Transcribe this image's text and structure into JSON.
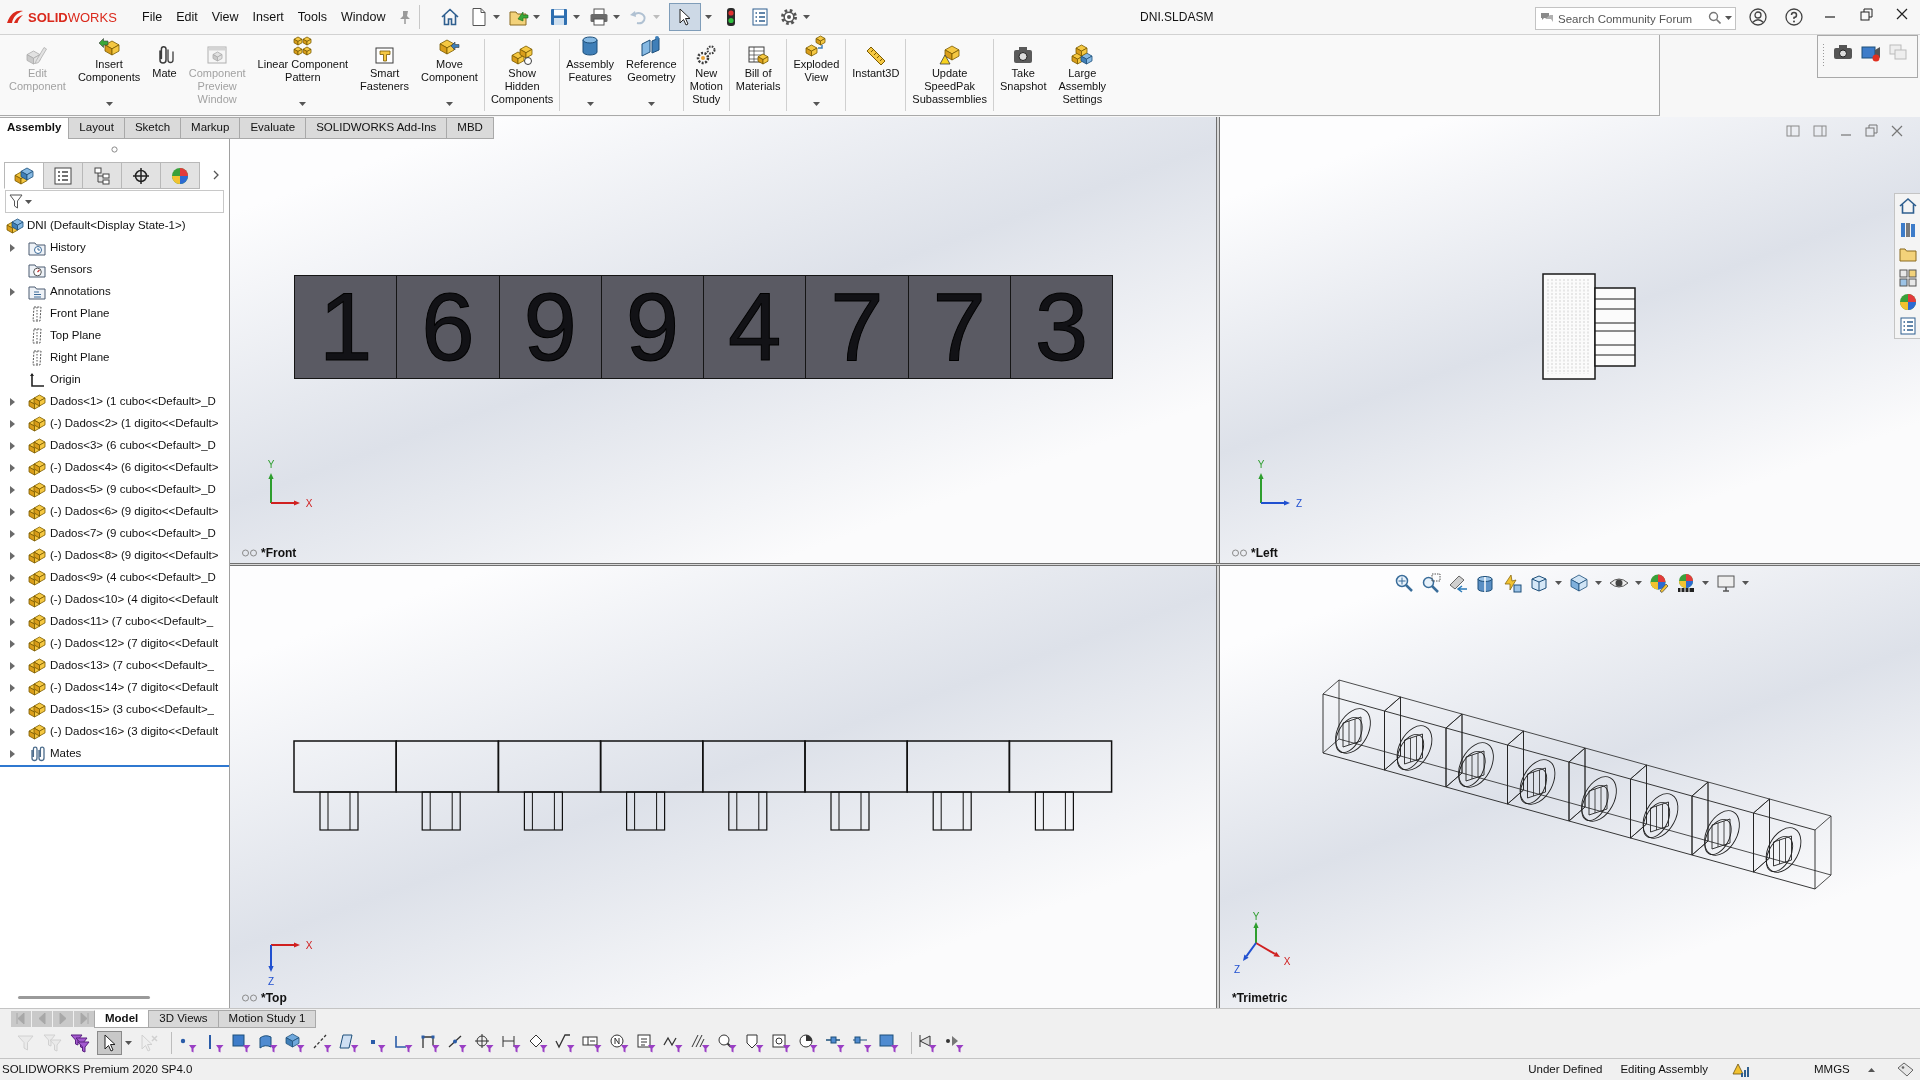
{
  "menubar": {
    "logo": "**SOLID**WORKS",
    "menus": [
      "File",
      "Edit",
      "View",
      "Insert",
      "Tools",
      "Window"
    ],
    "quick_access": [
      {
        "kind": "home",
        "dropdown": false,
        "disabled": false,
        "selected": false
      },
      {
        "kind": "new",
        "dropdown": true,
        "disabled": false,
        "selected": false
      },
      {
        "kind": "open",
        "dropdown": true,
        "disabled": false,
        "selected": false
      },
      {
        "kind": "save",
        "dropdown": true,
        "disabled": false,
        "selected": false
      },
      {
        "kind": "print",
        "dropdown": true,
        "disabled": false,
        "selected": false
      },
      {
        "kind": "undo",
        "dropdown": true,
        "disabled": true,
        "selected": false
      },
      {
        "kind": "select",
        "dropdown": true,
        "disabled": false,
        "selected": true
      },
      {
        "kind": "rebuild",
        "dropdown": false,
        "disabled": false,
        "selected": false
      },
      {
        "kind": "file-properties",
        "dropdown": false,
        "disabled": false,
        "selected": false
      },
      {
        "kind": "options",
        "dropdown": true,
        "disabled": false,
        "selected": false
      }
    ],
    "title": "DNI.SLDASM",
    "search": {
      "placeholder": "Search Community Forum"
    }
  },
  "ribbon": {
    "groups": [
      {
        "buttons": [
          {
            "label": "Edit\nComponent",
            "kind": "edit-component",
            "disabled": true,
            "dropdown": false
          },
          {
            "label": "Insert\nComponents",
            "kind": "insert-components",
            "disabled": false,
            "dropdown": true
          },
          {
            "label": "Mate",
            "kind": "mate",
            "disabled": false,
            "dropdown": false
          },
          {
            "label": "Component\nPreview\nWindow",
            "kind": "component-preview",
            "disabled": true,
            "dropdown": false
          },
          {
            "label": "Linear Component\nPattern",
            "kind": "linear-pattern",
            "disabled": false,
            "dropdown": true
          },
          {
            "label": "Smart\nFasteners",
            "kind": "smart-fasteners",
            "disabled": false,
            "dropdown": false
          },
          {
            "label": "Move\nComponent",
            "kind": "move-component",
            "disabled": false,
            "dropdown": true
          }
        ]
      },
      {
        "buttons": [
          {
            "label": "Show\nHidden\nComponents",
            "kind": "show-hidden",
            "disabled": false,
            "dropdown": false
          }
        ]
      },
      {
        "buttons": [
          {
            "label": "Assembly\nFeatures",
            "kind": "assembly-features",
            "disabled": false,
            "dropdown": true
          },
          {
            "label": "Reference\nGeometry",
            "kind": "reference-geometry",
            "disabled": false,
            "dropdown": true
          }
        ]
      },
      {
        "buttons": [
          {
            "label": "New\nMotion\nStudy",
            "kind": "motion-study",
            "disabled": false,
            "dropdown": false
          }
        ]
      },
      {
        "buttons": [
          {
            "label": "Bill of\nMaterials",
            "kind": "bill-of-materials",
            "disabled": false,
            "dropdown": false
          }
        ]
      },
      {
        "buttons": [
          {
            "label": "Exploded\nView",
            "kind": "exploded-view",
            "disabled": false,
            "dropdown": true
          }
        ]
      },
      {
        "buttons": [
          {
            "label": "Instant3D",
            "kind": "instant3d",
            "disabled": false,
            "dropdown": false
          }
        ]
      },
      {
        "buttons": [
          {
            "label": "Update\nSpeedPak\nSubassemblies",
            "kind": "speedpak",
            "disabled": false,
            "dropdown": false
          }
        ]
      },
      {
        "buttons": [
          {
            "label": "Take\nSnapshot",
            "kind": "snapshot",
            "disabled": false,
            "dropdown": false
          },
          {
            "label": "Large\nAssembly\nSettings",
            "kind": "large-assembly",
            "disabled": false,
            "dropdown": false
          }
        ]
      }
    ]
  },
  "ribbon_tabs": [
    {
      "label": "Assembly",
      "selected": true
    },
    {
      "label": "Layout",
      "selected": false
    },
    {
      "label": "Sketch",
      "selected": false
    },
    {
      "label": "Markup",
      "selected": false
    },
    {
      "label": "Evaluate",
      "selected": false
    },
    {
      "label": "SOLIDWORKS Add-Ins",
      "selected": false
    },
    {
      "label": "MBD",
      "selected": false
    }
  ],
  "feature_manager": {
    "tabs": [
      {
        "kind": "feature-tree",
        "selected": true
      },
      {
        "kind": "property-manager",
        "selected": false
      },
      {
        "kind": "configuration-manager",
        "selected": false
      },
      {
        "kind": "dimxpert",
        "selected": false
      },
      {
        "kind": "display-manager",
        "selected": false
      }
    ],
    "tree": {
      "label": "DNI (Default<Display State-1>)",
      "kind": "assembly",
      "children": [
        {
          "label": "History",
          "kind": "history",
          "expandable": true
        },
        {
          "label": "Sensors",
          "kind": "sensors",
          "expandable": false
        },
        {
          "label": "Annotations",
          "kind": "annotations",
          "expandable": true
        },
        {
          "label": "Front Plane",
          "kind": "plane",
          "expandable": false
        },
        {
          "label": "Top Plane",
          "kind": "plane",
          "expandable": false
        },
        {
          "label": "Right Plane",
          "kind": "plane",
          "expandable": false
        },
        {
          "label": "Origin",
          "kind": "origin",
          "expandable": false
        },
        {
          "label": "Dados<1> (1 cubo<<Default>_D",
          "kind": "part",
          "expandable": true
        },
        {
          "label": "(-) Dados<2> (1 digito<<Default>",
          "kind": "part",
          "expandable": true
        },
        {
          "label": "Dados<3> (6 cubo<<Default>_D",
          "kind": "part",
          "expandable": true
        },
        {
          "label": "(-) Dados<4> (6 digito<<Default>",
          "kind": "part",
          "expandable": true
        },
        {
          "label": "Dados<5> (9 cubo<<Default>_D",
          "kind": "part",
          "expandable": true
        },
        {
          "label": "(-) Dados<6> (9 digito<<Default>",
          "kind": "part",
          "expandable": true
        },
        {
          "label": "Dados<7> (9 cubo<<Default>_D",
          "kind": "part",
          "expandable": true
        },
        {
          "label": "(-) Dados<8> (9 digito<<Default>",
          "kind": "part",
          "expandable": true
        },
        {
          "label": "Dados<9> (4 cubo<<Default>_D",
          "kind": "part",
          "expandable": true
        },
        {
          "label": "(-) Dados<10> (4 digito<<Default",
          "kind": "part",
          "expandable": true
        },
        {
          "label": "Dados<11> (7 cubo<<Default>_",
          "kind": "part",
          "expandable": true
        },
        {
          "label": "(-) Dados<12> (7 digito<<Default",
          "kind": "part",
          "expandable": true
        },
        {
          "label": "Dados<13> (7 cubo<<Default>_",
          "kind": "part",
          "expandable": true
        },
        {
          "label": "(-) Dados<14> (7 digito<<Default",
          "kind": "part",
          "expandable": true
        },
        {
          "label": "Dados<15> (3 cubo<<Default>_",
          "kind": "part",
          "expandable": true
        },
        {
          "label": "(-) Dados<16> (3 digito<<Default",
          "kind": "part",
          "expandable": true
        },
        {
          "label": "Mates",
          "kind": "mates",
          "expandable": true
        }
      ]
    }
  },
  "viewports": [
    {
      "label": "*Front",
      "kind": "front",
      "active": false,
      "axes": [
        "Y",
        "X"
      ],
      "digits": [
        "1",
        "6",
        "9",
        "9",
        "4",
        "7",
        "7",
        "3"
      ]
    },
    {
      "label": "*Left",
      "kind": "left",
      "active": false,
      "axes": [
        "Y",
        "Z"
      ]
    },
    {
      "label": "*Top",
      "kind": "top",
      "active": false,
      "axes": [
        "X",
        "Z"
      ]
    },
    {
      "label": "*Trimetric",
      "kind": "trimetric",
      "active": true,
      "axes": [
        "Y",
        "X",
        "Z"
      ],
      "view_toolbar": [
        {
          "kind": "zoom-to-fit",
          "dropdown": false
        },
        {
          "kind": "zoom-area",
          "dropdown": false
        },
        {
          "kind": "previous-view",
          "dropdown": false
        },
        {
          "kind": "section-view",
          "dropdown": false
        },
        {
          "kind": "dynamic-annotation",
          "dropdown": false
        },
        {
          "kind": "view-orientation",
          "dropdown": true
        },
        {
          "kind": "display-style",
          "dropdown": true
        },
        {
          "kind": "hide-show",
          "dropdown": true
        },
        {
          "kind": "edit-appearance",
          "dropdown": false
        },
        {
          "kind": "apply-scene",
          "dropdown": true
        },
        {
          "kind": "view-settings",
          "dropdown": true
        }
      ]
    }
  ],
  "bottom_tabs": [
    {
      "label": "Model",
      "selected": true
    },
    {
      "label": "3D Views",
      "selected": false
    },
    {
      "label": "Motion Study 1",
      "selected": false
    }
  ],
  "selection_filter": {
    "groups": [
      [
        {
          "kind": "toggle-filter",
          "disabled": true,
          "selected": false
        },
        {
          "kind": "filter-toolbar",
          "disabled": true,
          "selected": false
        },
        {
          "kind": "clear-filters",
          "disabled": false,
          "selected": false
        },
        {
          "kind": "select",
          "disabled": false,
          "selected": true
        },
        {
          "kind": "select-other",
          "disabled": true,
          "selected": false
        }
      ],
      [
        {
          "kind": "vertex",
          "disabled": false,
          "selected": false
        },
        {
          "kind": "edge",
          "disabled": false,
          "selected": false
        },
        {
          "kind": "face",
          "disabled": false,
          "selected": false
        },
        {
          "kind": "surface",
          "disabled": false,
          "selected": false
        },
        {
          "kind": "solid",
          "disabled": false,
          "selected": false
        },
        {
          "kind": "axis",
          "disabled": false,
          "selected": false
        },
        {
          "kind": "plane",
          "disabled": false,
          "selected": false
        },
        {
          "kind": "sketch-point",
          "disabled": false,
          "selected": false
        },
        {
          "kind": "sketch-segment",
          "disabled": false,
          "selected": false
        },
        {
          "kind": "polyline",
          "disabled": false,
          "selected": false
        },
        {
          "kind": "centerline",
          "disabled": false,
          "selected": false
        },
        {
          "kind": "center-mark",
          "disabled": false,
          "selected": false
        },
        {
          "kind": "dimension",
          "disabled": false,
          "selected": false
        },
        {
          "kind": "datum-target",
          "disabled": false,
          "selected": false
        },
        {
          "kind": "surface-finish",
          "disabled": false,
          "selected": false
        },
        {
          "kind": "gtol",
          "disabled": false,
          "selected": false
        },
        {
          "kind": "balloon",
          "disabled": false,
          "selected": false
        },
        {
          "kind": "note",
          "disabled": false,
          "selected": false
        },
        {
          "kind": "weld",
          "disabled": false,
          "selected": false
        },
        {
          "kind": "hatch",
          "disabled": false,
          "selected": false
        },
        {
          "kind": "detail-circle",
          "disabled": false,
          "selected": false
        },
        {
          "kind": "cosmetic-thread",
          "disabled": false,
          "selected": false
        },
        {
          "kind": "block",
          "disabled": false,
          "selected": false
        },
        {
          "kind": "pie",
          "disabled": false,
          "selected": false
        },
        {
          "kind": "route-point",
          "disabled": false,
          "selected": false
        },
        {
          "kind": "connection-point",
          "disabled": false,
          "selected": false
        },
        {
          "kind": "mate-reference",
          "disabled": false,
          "selected": false
        }
      ],
      [
        {
          "kind": "spline-handle",
          "disabled": false,
          "selected": false
        },
        {
          "kind": "assembly-point",
          "disabled": false,
          "selected": false
        }
      ]
    ]
  },
  "status_bar": {
    "product": "SOLIDWORKS Premium 2020 SP4.0",
    "states": [
      "Under Defined",
      "Editing Assembly"
    ],
    "units": "MMGS"
  }
}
══════════════════════════════
**TO DO:**
Which lines of the data include "point"? Copy each of them.

**OUTPUT OF THE EXERCISE:**
          "kind": "sketch-point",
          "kind": "route-point",
          "kind": "connection-point",
          "kind": "assembly-point",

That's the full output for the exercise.